### Written task
Rewrite the entries from the first line through the line containing "colorbar-segment [1131,145,1159,174]", changing every "lon-label" to "longitude-label" and keeping all else the same. Return only those lines.

## START Dataset content

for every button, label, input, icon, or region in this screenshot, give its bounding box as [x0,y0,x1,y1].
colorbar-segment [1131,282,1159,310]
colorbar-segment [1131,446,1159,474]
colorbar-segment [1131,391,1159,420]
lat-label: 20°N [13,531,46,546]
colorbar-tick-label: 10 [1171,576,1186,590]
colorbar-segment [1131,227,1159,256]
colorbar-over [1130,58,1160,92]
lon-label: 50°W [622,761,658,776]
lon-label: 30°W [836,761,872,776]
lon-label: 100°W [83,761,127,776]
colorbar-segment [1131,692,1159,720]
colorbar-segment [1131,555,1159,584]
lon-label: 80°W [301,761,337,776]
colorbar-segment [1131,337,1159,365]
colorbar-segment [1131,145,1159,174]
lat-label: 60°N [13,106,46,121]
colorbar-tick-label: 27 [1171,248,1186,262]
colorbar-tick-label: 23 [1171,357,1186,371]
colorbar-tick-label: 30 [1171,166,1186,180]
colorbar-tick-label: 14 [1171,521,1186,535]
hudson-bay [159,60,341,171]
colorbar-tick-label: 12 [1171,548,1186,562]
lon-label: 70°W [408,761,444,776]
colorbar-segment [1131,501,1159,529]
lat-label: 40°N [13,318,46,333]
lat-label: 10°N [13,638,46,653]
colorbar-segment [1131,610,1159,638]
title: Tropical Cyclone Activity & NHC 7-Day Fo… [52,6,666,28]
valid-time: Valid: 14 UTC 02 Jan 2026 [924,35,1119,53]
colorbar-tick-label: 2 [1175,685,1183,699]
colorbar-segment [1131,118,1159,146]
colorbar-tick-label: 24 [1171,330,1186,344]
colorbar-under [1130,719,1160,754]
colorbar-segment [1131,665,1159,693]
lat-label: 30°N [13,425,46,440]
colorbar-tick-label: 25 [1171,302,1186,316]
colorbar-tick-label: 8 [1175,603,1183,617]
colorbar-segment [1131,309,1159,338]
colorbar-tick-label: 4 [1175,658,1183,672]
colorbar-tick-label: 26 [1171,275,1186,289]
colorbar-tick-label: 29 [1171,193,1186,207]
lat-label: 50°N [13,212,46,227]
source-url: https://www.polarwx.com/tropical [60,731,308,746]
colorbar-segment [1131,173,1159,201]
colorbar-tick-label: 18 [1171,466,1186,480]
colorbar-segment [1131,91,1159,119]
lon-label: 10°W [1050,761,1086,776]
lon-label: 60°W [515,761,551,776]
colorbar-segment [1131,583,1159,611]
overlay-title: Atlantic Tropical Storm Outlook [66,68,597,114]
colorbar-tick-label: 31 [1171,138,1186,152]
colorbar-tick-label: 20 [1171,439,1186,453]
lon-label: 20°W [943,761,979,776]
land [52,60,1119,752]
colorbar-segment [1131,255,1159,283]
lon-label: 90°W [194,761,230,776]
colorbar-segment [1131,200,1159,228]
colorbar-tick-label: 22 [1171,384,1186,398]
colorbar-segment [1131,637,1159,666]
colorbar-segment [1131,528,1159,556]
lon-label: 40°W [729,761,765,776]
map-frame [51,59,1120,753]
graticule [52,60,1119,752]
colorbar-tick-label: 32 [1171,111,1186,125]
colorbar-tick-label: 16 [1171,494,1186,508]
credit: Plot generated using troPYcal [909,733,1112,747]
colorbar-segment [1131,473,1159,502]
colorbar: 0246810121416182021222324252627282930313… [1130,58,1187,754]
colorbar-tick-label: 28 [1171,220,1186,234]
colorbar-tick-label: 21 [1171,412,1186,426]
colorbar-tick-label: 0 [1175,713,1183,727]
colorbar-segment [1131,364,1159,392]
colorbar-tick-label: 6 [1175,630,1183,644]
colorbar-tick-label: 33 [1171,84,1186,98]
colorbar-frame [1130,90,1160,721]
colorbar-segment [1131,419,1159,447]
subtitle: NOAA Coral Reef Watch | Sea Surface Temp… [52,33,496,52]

## END Dataset content

### Answer to this task
for every button, label, input, icon, or region in this screenshot, give its bounding box as [x0,y0,x1,y1].
colorbar-segment [1131,282,1159,310]
colorbar-segment [1131,446,1159,474]
colorbar-segment [1131,391,1159,420]
lat-label: 20°N [13,531,46,546]
colorbar-tick-label: 10 [1171,576,1186,590]
colorbar-segment [1131,227,1159,256]
colorbar-over [1130,58,1160,92]
longitude-label: 50°W [622,761,658,776]
longitude-label: 30°W [836,761,872,776]
longitude-label: 100°W [83,761,127,776]
colorbar-segment [1131,692,1159,720]
colorbar-segment [1131,555,1159,584]
longitude-label: 80°W [301,761,337,776]
colorbar-segment [1131,337,1159,365]
colorbar-segment [1131,145,1159,174]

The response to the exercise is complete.